◆ Saved data entries:
— Begin —

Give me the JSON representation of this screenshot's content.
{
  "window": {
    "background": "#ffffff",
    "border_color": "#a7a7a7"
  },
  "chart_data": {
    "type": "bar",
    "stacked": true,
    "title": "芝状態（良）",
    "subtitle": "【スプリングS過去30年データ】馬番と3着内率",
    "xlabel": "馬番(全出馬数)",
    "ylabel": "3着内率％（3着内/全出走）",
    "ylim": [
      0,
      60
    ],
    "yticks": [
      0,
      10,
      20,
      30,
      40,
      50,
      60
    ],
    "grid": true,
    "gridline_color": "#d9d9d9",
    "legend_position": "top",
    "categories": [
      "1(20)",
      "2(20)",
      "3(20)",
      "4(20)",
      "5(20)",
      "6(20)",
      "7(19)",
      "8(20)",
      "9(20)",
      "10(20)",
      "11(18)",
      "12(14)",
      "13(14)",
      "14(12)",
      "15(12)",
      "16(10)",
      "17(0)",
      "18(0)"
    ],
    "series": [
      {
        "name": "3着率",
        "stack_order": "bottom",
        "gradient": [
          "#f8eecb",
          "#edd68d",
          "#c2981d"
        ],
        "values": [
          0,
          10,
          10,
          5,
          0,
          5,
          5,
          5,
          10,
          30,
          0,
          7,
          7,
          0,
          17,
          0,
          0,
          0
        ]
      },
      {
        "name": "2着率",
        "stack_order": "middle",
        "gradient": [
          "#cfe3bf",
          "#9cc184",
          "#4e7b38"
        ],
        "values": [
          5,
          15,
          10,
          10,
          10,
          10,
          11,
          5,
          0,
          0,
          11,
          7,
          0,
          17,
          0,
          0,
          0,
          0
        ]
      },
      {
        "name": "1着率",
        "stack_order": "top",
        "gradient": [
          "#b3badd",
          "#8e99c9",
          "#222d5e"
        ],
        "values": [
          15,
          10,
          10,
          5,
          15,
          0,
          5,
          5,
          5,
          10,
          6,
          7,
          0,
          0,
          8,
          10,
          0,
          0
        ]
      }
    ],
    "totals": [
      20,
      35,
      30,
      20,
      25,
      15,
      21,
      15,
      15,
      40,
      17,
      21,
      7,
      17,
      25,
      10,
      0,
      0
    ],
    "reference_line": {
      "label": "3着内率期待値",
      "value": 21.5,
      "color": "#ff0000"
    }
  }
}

— End —
— Begin —

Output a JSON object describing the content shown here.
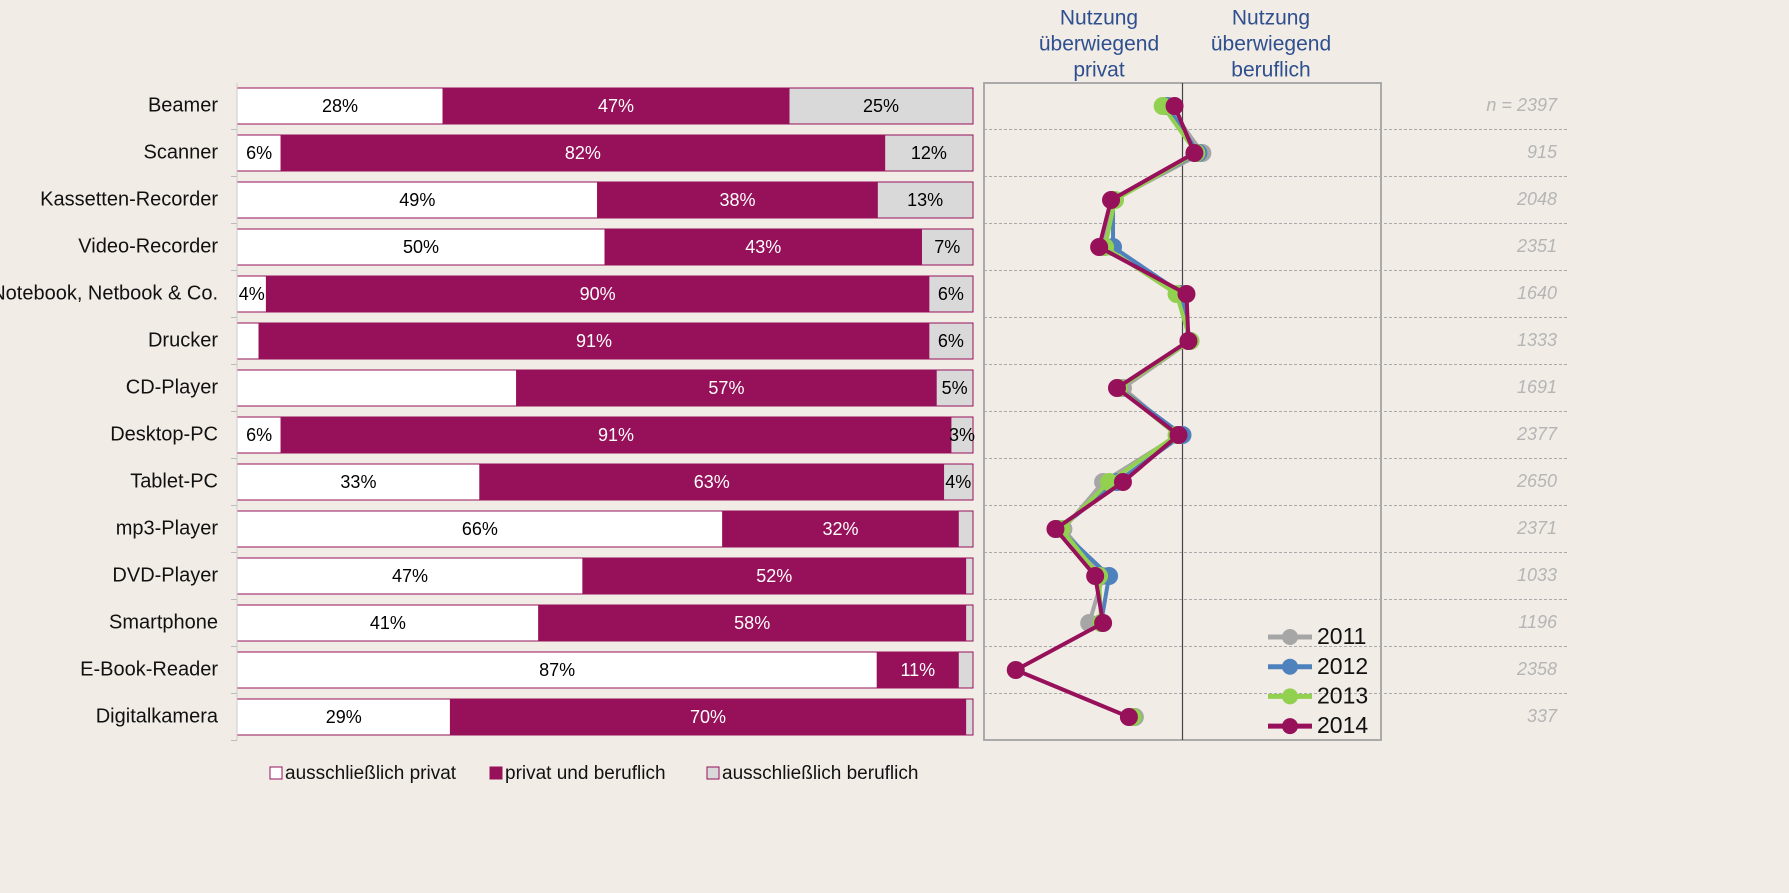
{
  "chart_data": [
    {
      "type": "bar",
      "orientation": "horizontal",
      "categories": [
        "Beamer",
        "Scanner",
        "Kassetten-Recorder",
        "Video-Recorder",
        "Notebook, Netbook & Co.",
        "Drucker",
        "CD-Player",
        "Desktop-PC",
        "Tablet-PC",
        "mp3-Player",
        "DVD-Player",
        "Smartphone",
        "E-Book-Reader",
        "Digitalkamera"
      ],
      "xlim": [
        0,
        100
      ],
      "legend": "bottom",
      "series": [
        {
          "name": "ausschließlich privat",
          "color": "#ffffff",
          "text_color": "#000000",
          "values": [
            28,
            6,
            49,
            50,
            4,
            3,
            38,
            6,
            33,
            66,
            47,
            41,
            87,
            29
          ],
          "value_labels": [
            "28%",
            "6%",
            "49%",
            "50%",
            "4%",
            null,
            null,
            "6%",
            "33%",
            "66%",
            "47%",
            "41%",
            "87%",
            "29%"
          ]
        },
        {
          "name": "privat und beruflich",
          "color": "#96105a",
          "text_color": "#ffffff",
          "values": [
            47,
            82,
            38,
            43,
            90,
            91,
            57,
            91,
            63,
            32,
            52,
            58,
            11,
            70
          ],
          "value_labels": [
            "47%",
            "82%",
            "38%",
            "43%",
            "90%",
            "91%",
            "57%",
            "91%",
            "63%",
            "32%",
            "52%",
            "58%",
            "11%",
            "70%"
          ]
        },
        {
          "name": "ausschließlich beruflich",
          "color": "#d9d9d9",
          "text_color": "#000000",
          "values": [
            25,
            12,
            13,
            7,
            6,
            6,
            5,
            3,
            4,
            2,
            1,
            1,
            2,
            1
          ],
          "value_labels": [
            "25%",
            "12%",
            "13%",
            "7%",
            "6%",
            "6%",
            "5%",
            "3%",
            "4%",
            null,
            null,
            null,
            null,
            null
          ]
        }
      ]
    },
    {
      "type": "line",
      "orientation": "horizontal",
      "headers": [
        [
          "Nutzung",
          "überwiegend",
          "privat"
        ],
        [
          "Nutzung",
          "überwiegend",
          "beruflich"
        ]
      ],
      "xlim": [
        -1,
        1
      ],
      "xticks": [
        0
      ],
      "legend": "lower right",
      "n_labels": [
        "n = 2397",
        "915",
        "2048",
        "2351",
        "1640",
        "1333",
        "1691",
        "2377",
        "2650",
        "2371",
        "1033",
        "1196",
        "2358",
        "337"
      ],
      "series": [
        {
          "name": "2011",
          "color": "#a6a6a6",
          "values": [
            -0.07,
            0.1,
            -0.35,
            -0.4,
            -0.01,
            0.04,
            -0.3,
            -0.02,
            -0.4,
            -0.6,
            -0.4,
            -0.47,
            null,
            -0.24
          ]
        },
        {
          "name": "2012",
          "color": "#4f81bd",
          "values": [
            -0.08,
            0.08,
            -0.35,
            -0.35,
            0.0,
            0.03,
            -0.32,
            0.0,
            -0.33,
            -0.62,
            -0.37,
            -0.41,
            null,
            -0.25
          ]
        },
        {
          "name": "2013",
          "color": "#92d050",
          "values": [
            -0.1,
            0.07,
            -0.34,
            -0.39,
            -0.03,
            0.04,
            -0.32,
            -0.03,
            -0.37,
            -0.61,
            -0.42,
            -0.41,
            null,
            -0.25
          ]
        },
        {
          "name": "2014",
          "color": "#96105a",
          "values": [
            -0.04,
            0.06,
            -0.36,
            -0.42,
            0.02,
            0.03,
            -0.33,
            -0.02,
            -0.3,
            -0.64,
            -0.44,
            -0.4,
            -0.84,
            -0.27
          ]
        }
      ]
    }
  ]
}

— End —

◆ WORK REQUIRED:
Find the word "name" in the records and pull out each line that has it.

◆ WRITTEN SOLUTION:
        "name": "3着率",
        "name": "2着率",
        "name": "1着率",
          "name": "ausschließlich privat",
          "name": "privat und beruflich",
          "name": "ausschließlich beruflich",
          "name": "2011",
          "name": "2012",
          "name": "2013",
          "name": "2014",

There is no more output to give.